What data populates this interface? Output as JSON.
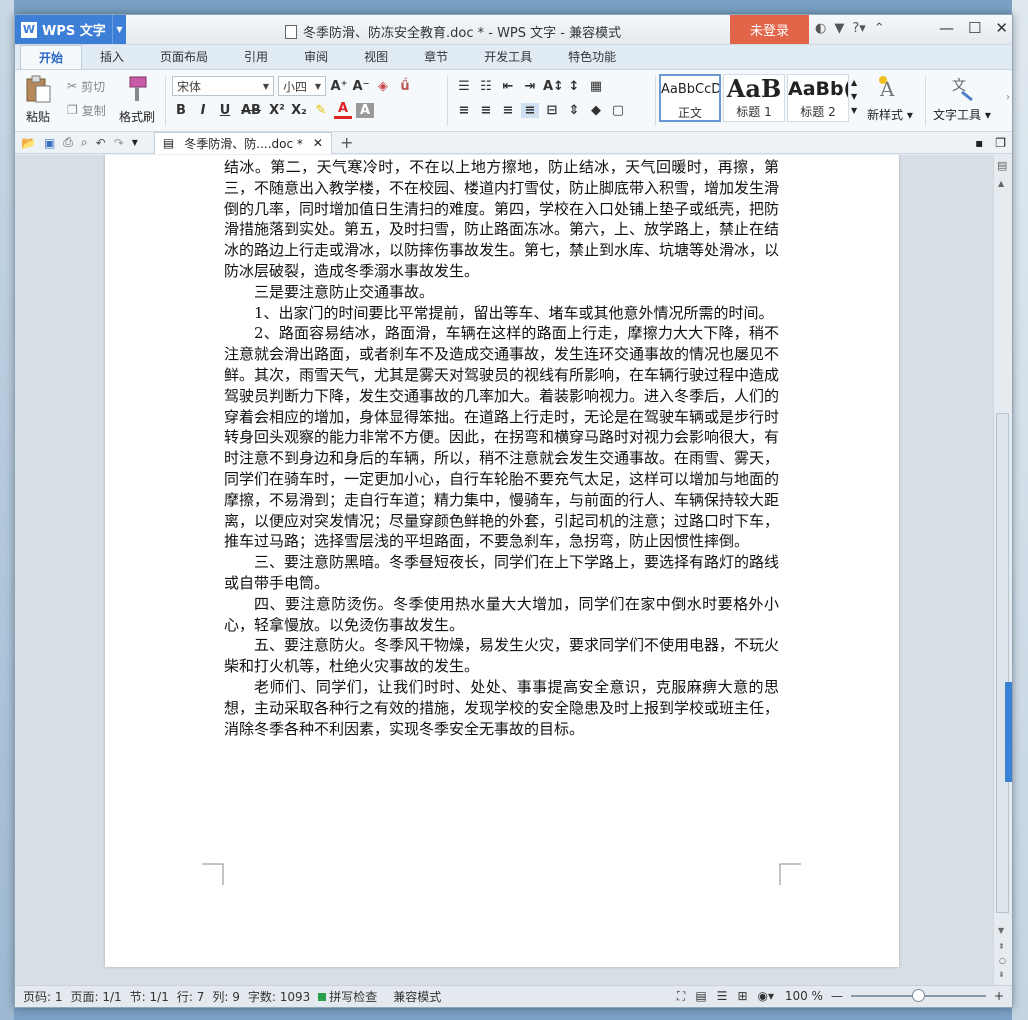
{
  "titlebar": {
    "app_name": "WPS 文字",
    "doc_title": "冬季防滑、防冻安全教育.doc * - WPS 文字 - 兼容模式",
    "login_label": "未登录",
    "help_label": "?"
  },
  "tabs": [
    "开始",
    "插入",
    "页面布局",
    "引用",
    "审阅",
    "视图",
    "章节",
    "开发工具",
    "特色功能"
  ],
  "ribbon": {
    "paste_label": "粘贴",
    "cut_label": "剪切",
    "copy_label": "复制",
    "format_painter_label": "格式刷",
    "font_name": "宋体",
    "font_size": "小四",
    "styles": [
      {
        "preview": "AaBbCcD",
        "name": "正文"
      },
      {
        "preview": "AaB",
        "name": "标题 1"
      },
      {
        "preview": "AaBb(",
        "name": "标题 2"
      }
    ],
    "new_style_label": "新样式",
    "text_tools_label": "文字工具"
  },
  "doc_tab": {
    "label": "冬季防滑、防....doc *"
  },
  "document": {
    "paragraphs": [
      {
        "text": "结冰。第二，天气寒冷时，不在以上地方擦地，防止结冰，天气回暖时，再擦，第三，不随意出入教学楼，不在校园、楼道内打雪仗，防止脚底带入积雪，增加发生滑倒的几率，同时增加值日生清扫的难度。第四，学校在入口处铺上垫子或纸壳，把防滑措施落到实处。第五，及时扫雪，防止路面冻冰。第六，上、放学路上，禁止在结冰的路边上行走或滑冰，以防摔伤事故发生。第七，禁止到水库、坑塘等处滑冰，以防冰层破裂，造成冬季溺水事故发生。",
        "indent": false
      },
      {
        "text": "三是要注意防止交通事故。",
        "indent": true
      },
      {
        "text": "1、出家门的时间要比平常提前，留出等车、堵车或其他意外情况所需的时间。",
        "indent": true
      },
      {
        "text": "2、路面容易结冰，路面滑，车辆在这样的路面上行走，摩擦力大大下降，稍不注意就会滑出路面，或者刹车不及造成交通事故，发生连环交通事故的情况也屡见不鲜。其次，雨雪天气，尤其是雾天对驾驶员的视线有所影响，在车辆行驶过程中造成驾驶员判断力下降，发生交通事故的几率加大。着装影响视力。进入冬季后，人们的穿着会相应的增加，身体显得笨拙。在道路上行走时，无论是在驾驶车辆或是步行时转身回头观察的能力非常不方便。因此，在拐弯和横穿马路时对视力会影响很大，有时注意不到身边和身后的车辆，所以，稍不注意就会发生交通事故。在雨雪、雾天，同学们在骑车时，一定更加小心，自行车轮胎不要充气太足，这样可以增加与地面的摩擦，不易滑到；走自行车道；精力集中，慢骑车，与前面的行人、车辆保持较大距离，以便应对突发情况；尽量穿颜色鲜艳的外套，引起司机的注意；过路口时下车，推车过马路；选择雪层浅的平坦路面，不要急刹车，急拐弯，防止因惯性摔倒。",
        "indent": true
      },
      {
        "text": "三、要注意防黑暗。冬季昼短夜长，同学们在上下学路上，要选择有路灯的路线或自带手电筒。",
        "indent": true
      },
      {
        "text": "四、要注意防烫伤。冬季使用热水量大大增加，同学们在家中倒水时要格外小心，轻拿慢放。以免烫伤事故发生。",
        "indent": true
      },
      {
        "text": "五、要注意防火。冬季风干物燥，易发生火灾，要求同学们不使用电器，不玩火柴和打火机等，杜绝火灾事故的发生。",
        "indent": true
      },
      {
        "text": "老师们、同学们，让我们时时、处处、事事提高安全意识，克服麻痹大意的思想，主动采取各种行之有效的措施，发现学校的安全隐患及时上报到学校或班主任，消除冬季各种不利因素，实现冬季安全无事故的目标。",
        "indent": true
      }
    ]
  },
  "statusbar": {
    "page_code": "页码: 1",
    "page": "页面: 1/1",
    "section": "节: 1/1",
    "row": "行: 7",
    "col": "列: 9",
    "word_count": "字数: 1093",
    "spell_check": "拼写检查",
    "compat_mode": "兼容模式",
    "zoom": "100 %"
  },
  "colors": {
    "app_blue": "#3d7ed6",
    "login_red": "#e2654a",
    "accent_blue": "#3b82d6"
  }
}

========================================

### [Goal]
Read through the data and copy every line where "preview" shows up.

### [Correct result]
        "preview": "AaBbCcD",
        "preview": "AaB",
        "preview": "AaBb(",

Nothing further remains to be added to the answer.